ENTRIES PROVIDED –
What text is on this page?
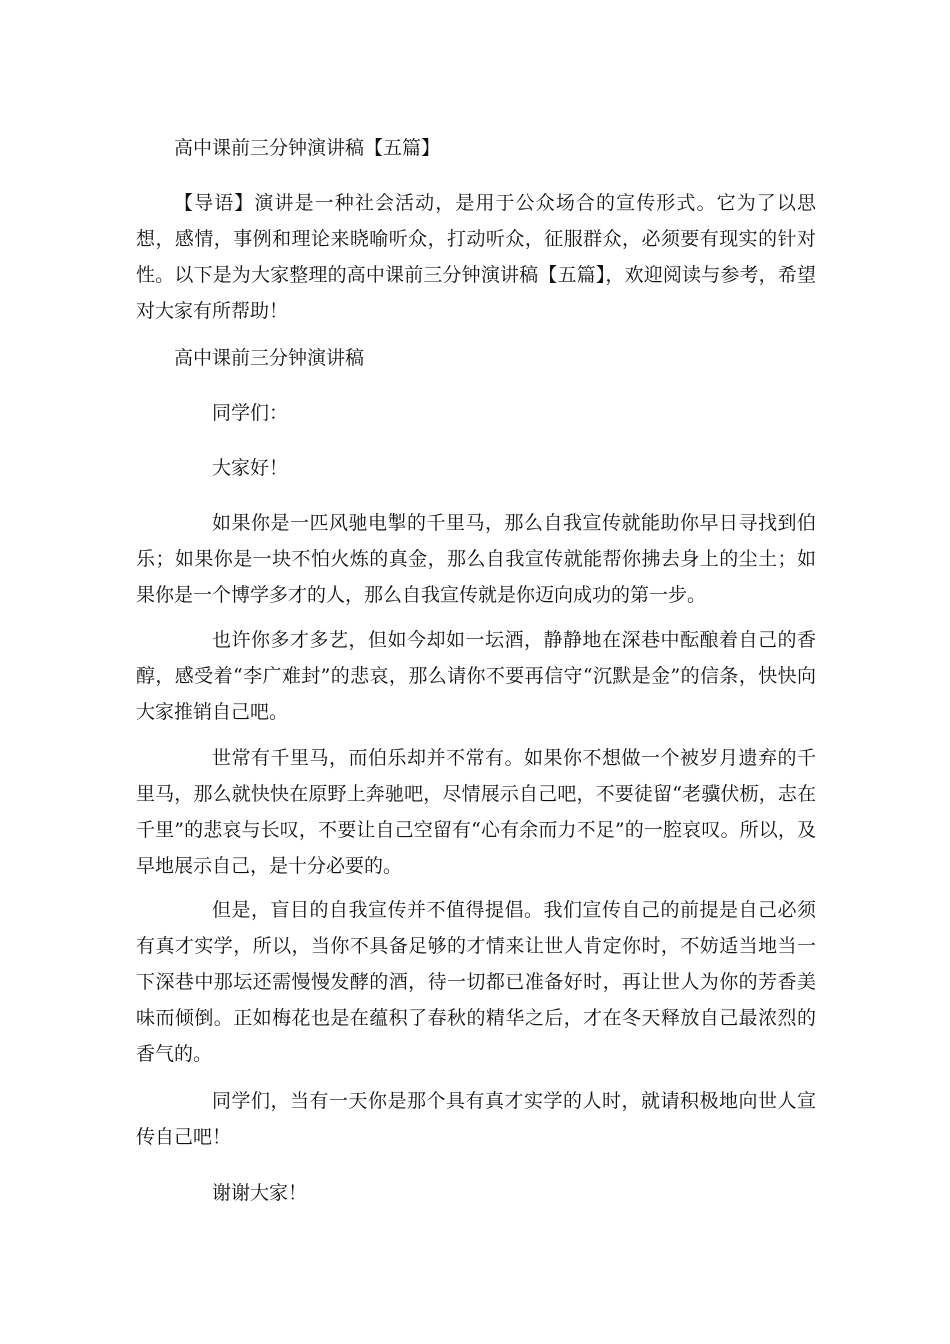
高中课前三分钟演讲稿【五篇】

【导语】演讲是一种社会活动，是用于公众场合的宣传形式。它为了以思想，感情，事例和理论来晓喻听众，打动听众，征服群众，必须要有现实的针对性。以下是为大家整理的高中课前三分钟演讲稿【五篇】，欢迎阅读与参考，希望对大家有所帮助！

高中课前三分钟演讲稿

同学们：

大家好！

如果你是一匹风驰电掣的千里马，那么自我宣传就能助你早日寻找到伯乐；如果你是一块不怕火炼的真金，那么自我宣传就能帮你拂去身上的尘土；如果你是一个博学多才的人，那么自我宣传就是你迈向成功的第一步。

也许你多才多艺，但如今却如一坛酒，静静地在深巷中酝酿着自己的香醇，感受着“李广难封”的悲哀，那么请你不要再信守“沉默是金”的信条，快快向大家推销自己吧。

世常有千里马，而伯乐却并不常有。如果你不想做一个被岁月遗弃的千里马，那么就快快在原野上奔驰吧，尽情展示自己吧，不要徒留“老骥伏枥，志在千里”的悲哀与长叹，不要让自己空留有“心有余而力不足”的一腔哀叹。所以，及早地展示自己，是十分必要的。

但是，盲目的自我宣传并不值得提倡。我们宣传自己的前提是自己必须有真才实学，所以，当你不具备足够的才情来让世人肯定你时，不妨适当地当一下深巷中那坛还需慢慢发酵的酒，待一切都已准备好时，再让世人为你的芳香美味而倾倒。正如梅花也是在蕴积了春秋的精华之后，才在冬天释放自己最浓烈的香气的。

同学们，当有一天你是那个具有真才实学的人时，就请积极地向世人宣传自己吧！

谢谢大家！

BRIEF – A faithful copy of the records above is needed, with the pictures left out.

SOLUTION BELOW –
What text is on this page?
高中课前三分钟演讲稿【五篇】

【导语】演讲是一种社会活动，是用于公众场合的宣传形式。它为了以思想，感情，事例和理论来晓喻听众，打动听众，征服群众，必须要有现实的针对性。以下是为大家整理的高中课前三分钟演讲稿【五篇】，欢迎阅读与参考，希望对大家有所帮助！

高中课前三分钟演讲稿

同学们：

大家好！

如果你是一匹风驰电掣的千里马，那么自我宣传就能助你早日寻找到伯乐；如果你是一块不怕火炼的真金，那么自我宣传就能帮你拂去身上的尘土；如果你是一个博学多才的人，那么自我宣传就是你迈向成功的第一步。

也许你多才多艺，但如今却如一坛酒，静静地在深巷中酝酿着自己的香醇，感受着“李广难封”的悲哀，那么请你不要再信守“沉默是金”的信条，快快向大家推销自己吧。

世常有千里马，而伯乐却并不常有。如果你不想做一个被岁月遗弃的千里马，那么就快快在原野上奔驰吧，尽情展示自己吧，不要徒留“老骥伏枥，志在千里”的悲哀与长叹，不要让自己空留有“心有余而力不足”的一腔哀叹。所以，及早地展示自己，是十分必要的。

但是，盲目的自我宣传并不值得提倡。我们宣传自己的前提是自己必须有真才实学，所以，当你不具备足够的才情来让世人肯定你时，不妨适当地当一下深巷中那坛还需慢慢发酵的酒，待一切都已准备好时，再让世人为你的芳香美味而倾倒。正如梅花也是在蕴积了春秋的精华之后，才在冬天释放自己最浓烈的香气的。

同学们，当有一天你是那个具有真才实学的人时，就请积极地向世人宣传自己吧！

谢谢大家！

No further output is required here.